#### Supplied passage
***

Homework #1

Due Date: Tuesday, February 8, 2000 at 11:59PM
Points: 100

  1. (20 points) The following table shows domains and ranges for a system of processes along with known precedence constraints:
    process p1 p2 p3 p4 p5 p6 p7
    domain v5       v1, v7 v4       v4, v8 v2       v3       v4      
    range v4, v7 v5 v6 v2 v1, v3 v5 v5, v8
    preceded by   p1 p1 p2 p3 p3 p4, p6
    Add the minimum number of precedence constraints to make this system of processes determinate. Do not remove any constraints.

  2. (26 points) For a semaphore s, define:
    init[s] is the initial value of s;
    start_down[s] is the number of times down(s) has been started;
    end_down[s] is the number of times down(s) has been completed; and
    end_up[s] is the number of times dowupn(s) has been completed.
    A useful semaphore invariant is:
    end_down[s] = min(start_down[s], init[s] + end_up[s]);
    Show that
    0 < end_down[empty] - end_down[full] < n
    for the version of the producer-consumer solution using semaphores in the handout Process Synchronization and Communication, p. 11.

  3. (14 points) Indicate how each of the following items could be incorporated in the monitor mechanism (a sentence or two for each is sufficient; you do not have to show an implementation).
    1. type of request
    2. times at which the requests were made
    3. request parameters
    4. process information
    5. priority relation
    6. local state of resource
    7. history information

  4. (20 points) Show that the ordered request policy of Havender prevents deadlocks (text, problem 3.4).

  5. (20 points) Given that the mutual exclusion, hold and wait, and no preemption conditions are in place, consider the following strategy: All processes are given unique priorities. When more than one process is waiting for a resource and the resource becomes available, allocate the resource to the waiting process with the highest priority. Either prove this prevents deadlock or give an example in which this strategy does not prevent deadlock.

***

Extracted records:
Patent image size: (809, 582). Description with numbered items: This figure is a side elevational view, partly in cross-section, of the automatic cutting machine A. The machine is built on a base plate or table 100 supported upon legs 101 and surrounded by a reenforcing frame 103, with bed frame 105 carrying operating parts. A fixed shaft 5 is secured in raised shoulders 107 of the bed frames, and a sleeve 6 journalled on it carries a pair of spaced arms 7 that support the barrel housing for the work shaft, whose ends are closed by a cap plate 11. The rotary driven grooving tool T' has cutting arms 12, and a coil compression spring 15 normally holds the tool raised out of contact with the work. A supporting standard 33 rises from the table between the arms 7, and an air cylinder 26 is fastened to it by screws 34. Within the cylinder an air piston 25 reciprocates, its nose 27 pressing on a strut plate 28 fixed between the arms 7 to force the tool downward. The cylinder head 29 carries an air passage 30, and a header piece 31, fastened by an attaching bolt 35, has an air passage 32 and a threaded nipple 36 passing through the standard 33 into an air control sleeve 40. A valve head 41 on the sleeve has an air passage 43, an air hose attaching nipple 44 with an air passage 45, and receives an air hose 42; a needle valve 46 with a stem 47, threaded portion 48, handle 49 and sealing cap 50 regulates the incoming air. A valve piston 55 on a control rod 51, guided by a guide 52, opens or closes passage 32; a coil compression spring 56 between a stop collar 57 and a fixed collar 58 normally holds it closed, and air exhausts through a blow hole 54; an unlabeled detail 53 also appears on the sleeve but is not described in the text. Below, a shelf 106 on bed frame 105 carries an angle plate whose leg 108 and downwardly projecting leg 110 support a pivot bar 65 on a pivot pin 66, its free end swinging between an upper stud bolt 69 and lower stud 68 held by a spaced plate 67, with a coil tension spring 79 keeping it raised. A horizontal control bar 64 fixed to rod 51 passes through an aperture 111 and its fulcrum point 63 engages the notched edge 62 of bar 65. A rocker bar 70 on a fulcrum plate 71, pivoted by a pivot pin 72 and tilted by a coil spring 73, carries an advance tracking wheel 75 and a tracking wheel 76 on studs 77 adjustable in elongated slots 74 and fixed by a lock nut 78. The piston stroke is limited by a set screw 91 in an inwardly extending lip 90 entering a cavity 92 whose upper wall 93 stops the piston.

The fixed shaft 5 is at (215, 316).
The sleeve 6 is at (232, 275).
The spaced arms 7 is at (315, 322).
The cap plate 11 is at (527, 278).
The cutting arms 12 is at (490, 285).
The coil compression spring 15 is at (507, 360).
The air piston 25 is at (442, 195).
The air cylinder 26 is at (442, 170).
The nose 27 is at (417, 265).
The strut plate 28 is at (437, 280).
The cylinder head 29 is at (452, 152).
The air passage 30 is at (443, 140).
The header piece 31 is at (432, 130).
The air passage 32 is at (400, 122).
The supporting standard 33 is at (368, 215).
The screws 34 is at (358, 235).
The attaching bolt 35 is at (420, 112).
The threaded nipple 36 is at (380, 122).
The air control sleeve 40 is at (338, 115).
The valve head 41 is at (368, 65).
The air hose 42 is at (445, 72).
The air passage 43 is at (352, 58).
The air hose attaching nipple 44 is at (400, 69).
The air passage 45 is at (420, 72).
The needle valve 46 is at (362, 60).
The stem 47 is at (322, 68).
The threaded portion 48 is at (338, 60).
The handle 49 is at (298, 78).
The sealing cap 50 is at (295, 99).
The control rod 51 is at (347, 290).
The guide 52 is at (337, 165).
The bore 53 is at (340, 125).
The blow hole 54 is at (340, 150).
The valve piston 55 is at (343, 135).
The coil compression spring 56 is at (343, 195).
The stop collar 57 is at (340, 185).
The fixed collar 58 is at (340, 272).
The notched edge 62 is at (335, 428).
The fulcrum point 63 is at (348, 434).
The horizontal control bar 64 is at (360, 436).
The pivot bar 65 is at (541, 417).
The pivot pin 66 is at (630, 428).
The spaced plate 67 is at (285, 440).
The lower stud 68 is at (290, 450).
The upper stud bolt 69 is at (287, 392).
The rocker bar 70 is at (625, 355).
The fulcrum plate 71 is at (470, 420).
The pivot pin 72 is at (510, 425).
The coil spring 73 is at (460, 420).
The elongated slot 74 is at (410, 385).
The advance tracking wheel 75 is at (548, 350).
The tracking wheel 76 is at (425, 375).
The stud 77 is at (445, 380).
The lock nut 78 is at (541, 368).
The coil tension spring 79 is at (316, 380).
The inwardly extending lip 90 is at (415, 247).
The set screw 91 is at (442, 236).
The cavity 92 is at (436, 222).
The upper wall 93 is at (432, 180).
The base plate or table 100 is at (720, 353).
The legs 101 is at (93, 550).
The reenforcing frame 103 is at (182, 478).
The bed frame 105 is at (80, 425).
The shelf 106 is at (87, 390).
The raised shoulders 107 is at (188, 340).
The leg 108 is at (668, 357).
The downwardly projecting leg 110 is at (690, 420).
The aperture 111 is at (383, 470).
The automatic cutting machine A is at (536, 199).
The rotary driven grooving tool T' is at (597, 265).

***

Answer these questions about the homework assignment, each on its own numbered line:
1. On what date and at what time is the assignment due?
2. How many points is the item on the monitor mechanism worth?
3. Whose ordered request policy must be shown to prevent deadlocks?

#### Task answer
1. Tuesday, February 8, 2000, at 11:59PM
2. 14 points
3. Havender's